- [Prompt]: What follows is a block of records; restate each one word for word.

* start Record extracts *

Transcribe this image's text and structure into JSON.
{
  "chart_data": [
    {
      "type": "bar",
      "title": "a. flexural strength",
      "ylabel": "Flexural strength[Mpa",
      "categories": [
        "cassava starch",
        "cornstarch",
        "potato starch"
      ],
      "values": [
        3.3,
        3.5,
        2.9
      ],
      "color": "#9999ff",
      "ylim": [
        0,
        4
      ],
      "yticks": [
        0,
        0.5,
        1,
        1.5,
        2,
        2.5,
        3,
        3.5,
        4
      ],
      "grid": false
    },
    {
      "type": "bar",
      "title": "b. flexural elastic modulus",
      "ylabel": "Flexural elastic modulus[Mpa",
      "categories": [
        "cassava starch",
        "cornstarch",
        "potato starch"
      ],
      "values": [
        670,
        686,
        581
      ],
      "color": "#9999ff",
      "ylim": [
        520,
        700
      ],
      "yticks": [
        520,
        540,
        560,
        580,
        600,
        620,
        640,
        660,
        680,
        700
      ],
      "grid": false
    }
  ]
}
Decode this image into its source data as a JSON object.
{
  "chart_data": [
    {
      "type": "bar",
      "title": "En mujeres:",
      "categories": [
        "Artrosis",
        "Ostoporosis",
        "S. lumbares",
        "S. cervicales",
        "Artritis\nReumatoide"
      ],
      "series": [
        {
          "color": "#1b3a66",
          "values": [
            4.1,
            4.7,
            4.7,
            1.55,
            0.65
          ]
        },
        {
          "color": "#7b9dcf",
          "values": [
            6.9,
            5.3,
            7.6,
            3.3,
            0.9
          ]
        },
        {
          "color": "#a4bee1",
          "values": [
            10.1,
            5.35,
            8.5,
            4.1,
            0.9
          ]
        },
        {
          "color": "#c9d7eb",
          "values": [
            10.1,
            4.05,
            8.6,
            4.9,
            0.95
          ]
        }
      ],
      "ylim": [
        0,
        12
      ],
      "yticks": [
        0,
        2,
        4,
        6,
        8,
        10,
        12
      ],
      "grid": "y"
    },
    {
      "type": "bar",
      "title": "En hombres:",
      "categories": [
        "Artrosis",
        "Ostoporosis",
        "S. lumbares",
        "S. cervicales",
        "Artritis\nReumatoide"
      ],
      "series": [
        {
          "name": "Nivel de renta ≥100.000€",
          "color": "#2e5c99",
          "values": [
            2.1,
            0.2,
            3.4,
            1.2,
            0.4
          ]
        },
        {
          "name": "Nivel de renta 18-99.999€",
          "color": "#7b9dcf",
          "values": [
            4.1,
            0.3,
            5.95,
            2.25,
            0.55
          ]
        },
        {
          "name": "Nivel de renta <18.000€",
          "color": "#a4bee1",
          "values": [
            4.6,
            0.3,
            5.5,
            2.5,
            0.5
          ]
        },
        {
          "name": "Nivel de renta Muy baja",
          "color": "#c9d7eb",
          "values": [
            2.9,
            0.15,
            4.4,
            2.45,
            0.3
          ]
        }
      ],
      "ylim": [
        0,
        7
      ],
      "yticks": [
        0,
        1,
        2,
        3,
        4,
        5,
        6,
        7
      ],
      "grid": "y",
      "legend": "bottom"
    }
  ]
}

* end Record extracts *

- [Solution]:
Transcribe this image's text and structure into JSON.
{
  "chart_data": [
    {
      "type": "bar",
      "title": "a. flexural strength",
      "ylabel": "Flexural strength[Mpa",
      "categories": [
        "cassava starch",
        "cornstarch",
        "potato starch"
      ],
      "values": [
        3.3,
        3.5,
        2.9
      ],
      "color": "#9999ff",
      "ylim": [
        0,
        4
      ],
      "yticks": [
        0,
        0.5,
        1,
        1.5,
        2,
        2.5,
        3,
        3.5,
        4
      ],
      "grid": false
    },
    {
      "type": "bar",
      "title": "b. flexural elastic modulus",
      "ylabel": "Flexural elastic modulus[Mpa",
      "categories": [
        "cassava starch",
        "cornstarch",
        "potato starch"
      ],
      "values": [
        670,
        686,
        581
      ],
      "color": "#9999ff",
      "ylim": [
        520,
        700
      ],
      "yticks": [
        520,
        540,
        560,
        580,
        600,
        620,
        640,
        660,
        680,
        700
      ],
      "grid": false
    }
  ]
}
Decode this image into its source data as a JSON object.
{
  "chart_data": [
    {
      "type": "bar",
      "title": "En mujeres:",
      "categories": [
        "Artrosis",
        "Ostoporosis",
        "S. lumbares",
        "S. cervicales",
        "Artritis\nReumatoide"
      ],
      "series": [
        {
          "color": "#1b3a66",
          "values": [
            4.1,
            4.7,
            4.7,
            1.55,
            0.65
          ]
        },
        {
          "color": "#7b9dcf",
          "values": [
            6.9,
            5.3,
            7.6,
            3.3,
            0.9
          ]
        },
        {
          "color": "#a4bee1",
          "values": [
            10.1,
            5.35,
            8.5,
            4.1,
            0.9
          ]
        },
        {
          "color": "#c9d7eb",
          "values": [
            10.1,
            4.05,
            8.6,
            4.9,
            0.95
          ]
        }
      ],
      "ylim": [
        0,
        12
      ],
      "yticks": [
        0,
        2,
        4,
        6,
        8,
        10,
        12
      ],
      "grid": "y"
    },
    {
      "type": "bar",
      "title": "En hombres:",
      "categories": [
        "Artrosis",
        "Ostoporosis",
        "S. lumbares",
        "S. cervicales",
        "Artritis\nReumatoide"
      ],
      "series": [
        {
          "name": "Nivel de renta ≥100.000€",
          "color": "#2e5c99",
          "values": [
            2.1,
            0.2,
            3.4,
            1.2,
            0.4
          ]
        },
        {
          "name": "Nivel de renta 18-99.999€",
          "color": "#7b9dcf",
          "values": [
            4.1,
            0.3,
            5.95,
            2.25,
            0.55
          ]
        },
        {
          "name": "Nivel de renta <18.000€",
          "color": "#a4bee1",
          "values": [
            4.6,
            0.3,
            5.5,
            2.5,
            0.5
          ]
        },
        {
          "name": "Nivel de renta Muy baja",
          "color": "#c9d7eb",
          "values": [
            2.9,
            0.15,
            4.4,
            2.45,
            0.3
          ]
        }
      ],
      "ylim": [
        0,
        7
      ],
      "yticks": [
        0,
        1,
        2,
        3,
        4,
        5,
        6,
        7
      ],
      "grid": "y",
      "legend": "bottom"
    }
  ]
}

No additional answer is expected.